Requirements =
Type out every line below exactly as it reads.

Material for this task =
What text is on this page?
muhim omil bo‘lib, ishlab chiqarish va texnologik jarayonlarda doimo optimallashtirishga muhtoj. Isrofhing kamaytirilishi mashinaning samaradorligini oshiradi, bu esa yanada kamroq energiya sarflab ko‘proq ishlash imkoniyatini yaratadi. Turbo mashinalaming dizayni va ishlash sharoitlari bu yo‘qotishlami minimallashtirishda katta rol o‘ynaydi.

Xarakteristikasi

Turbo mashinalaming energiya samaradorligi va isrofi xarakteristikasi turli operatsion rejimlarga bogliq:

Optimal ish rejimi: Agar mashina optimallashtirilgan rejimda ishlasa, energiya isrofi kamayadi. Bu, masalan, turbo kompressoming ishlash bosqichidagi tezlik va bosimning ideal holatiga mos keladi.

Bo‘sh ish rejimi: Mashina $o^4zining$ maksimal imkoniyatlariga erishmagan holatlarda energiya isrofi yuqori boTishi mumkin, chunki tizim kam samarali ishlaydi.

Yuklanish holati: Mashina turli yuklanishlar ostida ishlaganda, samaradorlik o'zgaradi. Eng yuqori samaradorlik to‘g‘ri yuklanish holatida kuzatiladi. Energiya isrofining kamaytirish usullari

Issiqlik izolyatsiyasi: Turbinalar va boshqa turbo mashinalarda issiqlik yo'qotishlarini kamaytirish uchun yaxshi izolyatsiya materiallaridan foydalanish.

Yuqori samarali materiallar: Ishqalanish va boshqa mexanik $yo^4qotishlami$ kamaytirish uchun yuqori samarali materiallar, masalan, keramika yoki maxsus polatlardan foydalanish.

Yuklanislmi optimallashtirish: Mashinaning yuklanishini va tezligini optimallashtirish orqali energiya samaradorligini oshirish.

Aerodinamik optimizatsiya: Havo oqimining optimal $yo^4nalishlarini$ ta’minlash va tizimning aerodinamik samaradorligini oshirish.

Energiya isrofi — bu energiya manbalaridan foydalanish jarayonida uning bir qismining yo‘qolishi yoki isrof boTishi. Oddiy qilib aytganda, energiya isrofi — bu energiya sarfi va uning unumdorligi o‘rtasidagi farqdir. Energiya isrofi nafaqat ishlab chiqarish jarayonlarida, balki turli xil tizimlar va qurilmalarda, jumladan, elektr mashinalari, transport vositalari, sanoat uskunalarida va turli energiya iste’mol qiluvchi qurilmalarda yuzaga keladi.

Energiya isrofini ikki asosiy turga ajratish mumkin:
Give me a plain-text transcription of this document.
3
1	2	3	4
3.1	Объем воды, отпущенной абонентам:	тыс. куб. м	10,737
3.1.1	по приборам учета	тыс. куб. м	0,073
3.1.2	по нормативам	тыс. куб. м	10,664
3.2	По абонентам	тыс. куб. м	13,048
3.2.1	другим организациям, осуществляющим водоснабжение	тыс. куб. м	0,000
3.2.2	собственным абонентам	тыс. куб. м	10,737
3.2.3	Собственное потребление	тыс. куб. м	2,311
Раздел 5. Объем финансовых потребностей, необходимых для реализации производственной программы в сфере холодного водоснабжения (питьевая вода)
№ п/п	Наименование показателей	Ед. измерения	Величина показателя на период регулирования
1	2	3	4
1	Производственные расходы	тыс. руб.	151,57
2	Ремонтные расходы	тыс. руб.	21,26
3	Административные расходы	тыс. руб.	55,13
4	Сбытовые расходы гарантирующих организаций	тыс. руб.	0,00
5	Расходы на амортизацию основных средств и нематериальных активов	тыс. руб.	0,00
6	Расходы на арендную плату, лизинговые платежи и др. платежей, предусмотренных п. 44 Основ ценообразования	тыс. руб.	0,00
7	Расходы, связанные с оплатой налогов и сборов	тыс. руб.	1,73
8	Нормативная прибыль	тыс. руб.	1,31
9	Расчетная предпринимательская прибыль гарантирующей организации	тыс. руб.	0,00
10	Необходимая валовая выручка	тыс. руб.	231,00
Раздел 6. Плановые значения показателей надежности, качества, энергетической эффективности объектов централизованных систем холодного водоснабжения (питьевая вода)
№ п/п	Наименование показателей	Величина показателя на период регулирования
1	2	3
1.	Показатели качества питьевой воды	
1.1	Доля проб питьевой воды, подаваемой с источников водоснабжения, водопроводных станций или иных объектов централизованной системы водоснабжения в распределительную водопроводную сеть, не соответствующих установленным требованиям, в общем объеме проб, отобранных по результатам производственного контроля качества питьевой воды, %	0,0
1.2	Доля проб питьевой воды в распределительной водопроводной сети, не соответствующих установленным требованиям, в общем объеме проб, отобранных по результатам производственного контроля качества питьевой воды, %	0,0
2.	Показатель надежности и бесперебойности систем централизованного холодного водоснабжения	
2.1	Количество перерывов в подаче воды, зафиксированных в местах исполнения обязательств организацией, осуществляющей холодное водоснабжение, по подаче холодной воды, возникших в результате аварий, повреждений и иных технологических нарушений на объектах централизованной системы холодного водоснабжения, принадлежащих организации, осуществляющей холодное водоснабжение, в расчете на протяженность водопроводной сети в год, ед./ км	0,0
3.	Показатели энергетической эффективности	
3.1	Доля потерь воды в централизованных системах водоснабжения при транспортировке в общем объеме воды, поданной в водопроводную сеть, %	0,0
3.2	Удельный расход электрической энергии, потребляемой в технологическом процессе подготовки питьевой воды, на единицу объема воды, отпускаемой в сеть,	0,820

Result of the exercise =
What text is on this page?
muhim omil bo‘lib, ishlab chiqarish va texnologik jarayonlarda doimo optimallashtirishga muhtoj. Isrofhing kamaytirilishi mashinaning samaradorligini oshiradi, bu esa yanada kamroq energiya sarflab ko‘proq ishlash imkoniyatini yaratadi. Turbo mashinalaming dizayni va ishlash sharoitlari bu yo‘qotishlami minimallashtirishda katta rol o‘ynaydi.

Xarakteristikasi

Turbo mashinalaming energiya samaradorligi va isrofi xarakteristikasi turli operatsion rejimlarga bogliq:

Optimal ish rejimi: Agar mashina optimallashtirilgan rejimda ishlasa, energiya isrofi kamayadi. Bu, masalan, turbo kompressoming ishlash bosqichidagi tezlik va bosimning ideal holatiga mos keladi.

Bo‘sh ish rejimi: Mashina $o^4zining$ maksimal imkoniyatlariga erishmagan holatlarda energiya isrofi yuqori boTishi mumkin, chunki tizim kam samarali ishlaydi.

Yuklanish holati: Mashina turli yuklanishlar ostida ishlaganda, samaradorlik o'zgaradi. Eng yuqori samaradorlik to‘g‘ri yuklanish holatida kuzatiladi. Energiya isrofining kamaytirish usullari

Issiqlik izolyatsiyasi: Turbinalar va boshqa turbo mashinalarda issiqlik yo'qotishlarini kamaytirish uchun yaxshi izolyatsiya materiallaridan foydalanish.

Yuqori samarali materiallar: Ishqalanish va boshqa mexanik $yo^4qotishlami$ kamaytirish uchun yuqori samarali materiallar, masalan, keramika yoki maxsus polatlardan foydalanish.

Yuklanislmi optimallashtirish: Mashinaning yuklanishini va tezligini optimallashtirish orqali energiya samaradorligini oshirish.

Aerodinamik optimizatsiya: Havo oqimining optimal $yo^4nalishlarini$ ta’minlash va tizimning aerodinamik samaradorligini oshirish.

Energiya isrofi — bu energiya manbalaridan foydalanish jarayonida uning bir qismining yo‘qolishi yoki isrof boTishi. Oddiy qilib aytganda, energiya isrofi — bu energiya sarfi va uning unumdorligi o‘rtasidagi farqdir. Energiya isrofi nafaqat ishlab chiqarish jarayonlarida, balki turli xil tizimlar va qurilmalarda, jumladan, elektr mashinalari, transport vositalari, sanoat uskunalarida va turli energiya iste’mol qiluvchi qurilmalarda yuzaga keladi.

Energiya isrofini ikki asosiy turga ajratish mumkin:
Give me a plain-text transcription of this document.
3
1	2	3	4
3.1	Объем воды, отпущенной абонентам:	тыс. куб. м	10,737
3.1.1	по приборам учета	тыс. куб. м	0,073
3.1.2	по нормативам	тыс. куб. м	10,664
3.2	По абонентам	тыс. куб. м	13,048
3.2.1	другим организациям, осуществляющим водоснабжение	тыс. куб. м	0,000
3.2.2	собственным абонентам	тыс. куб. м	10,737
3.2.3	Собственное потребление	тыс. куб. м	2,311
Раздел 5. Объем финансовых потребностей, необходимых для реализации производственной программы в сфере холодного водоснабжения (питьевая вода)
№ п/п	Наименование показателей	Ед. измерения	Величина показателя на период регулирования
1	2	3	4
1	Производственные расходы	тыс. руб.	151,57
2	Ремонтные расходы	тыс. руб.	21,26
3	Административные расходы	тыс. руб.	55,13
4	Сбытовые расходы гарантирующих организаций	тыс. руб.	0,00
5	Расходы на амортизацию основных средств и нематериальных активов	тыс. руб.	0,00
6	Расходы на арендную плату, лизинговые платежи и др. платежей, предусмотренных п. 44 Основ ценообразования	тыс. руб.	0,00
7	Расходы, связанные с оплатой налогов и сборов	тыс. руб.	1,73
8	Нормативная прибыль	тыс. руб.	1,31
9	Расчетная предпринимательская прибыль гарантирующей организации	тыс. руб.	0,00
10	Необходимая валовая выручка	тыс. руб.	231,00
Раздел 6. Плановые значения показателей надежности, качества, энергетической эффективности объектов централизованных систем холодного водоснабжения (питьевая вода)
№ п/п	Наименование показателей	Величина показателя на период регулирования
1	2	3
1.	Показатели качества питьевой воды	
1.1	Доля проб питьевой воды, подаваемой с источников водоснабжения, водопроводных станций или иных объектов централизованной системы водоснабжения в распределительную водопроводную сеть, не соответствующих установленным требованиям, в общем объеме проб, отобранных по результатам производственного контроля качества питьевой воды, %	0,0
1.2	Доля проб питьевой воды в распределительной водопроводной сети, не соответствующих установленным требованиям, в общем объеме проб, отобранных по результатам производственного контроля качества питьевой воды, %	0,0
2.	Показатель надежности и бесперебойности систем централизованного холодного водоснабжения	
2.1	Количество перерывов в подаче воды, зафиксированных в местах исполнения обязательств организацией, осуществляющей холодное водоснабжение, по подаче холодной воды, возникших в результате аварий, повреждений и иных технологических нарушений на объектах централизованной системы холодного водоснабжения, принадлежащих организации, осуществляющей холодное водоснабжение, в расчете на протяженность водопроводной сети в год, ед./ км	0,0
3.	Показатели энергетической эффективности	
3.1	Доля потерь воды в централизованных системах водоснабжения при транспортировке в общем объеме воды, поданной в водопроводную сеть, %	0,0
3.2	Удельный расход электрической энергии, потребляемой в технологическом процессе подготовки питьевой воды, на единицу объема воды, отпускаемой в сеть,	0,820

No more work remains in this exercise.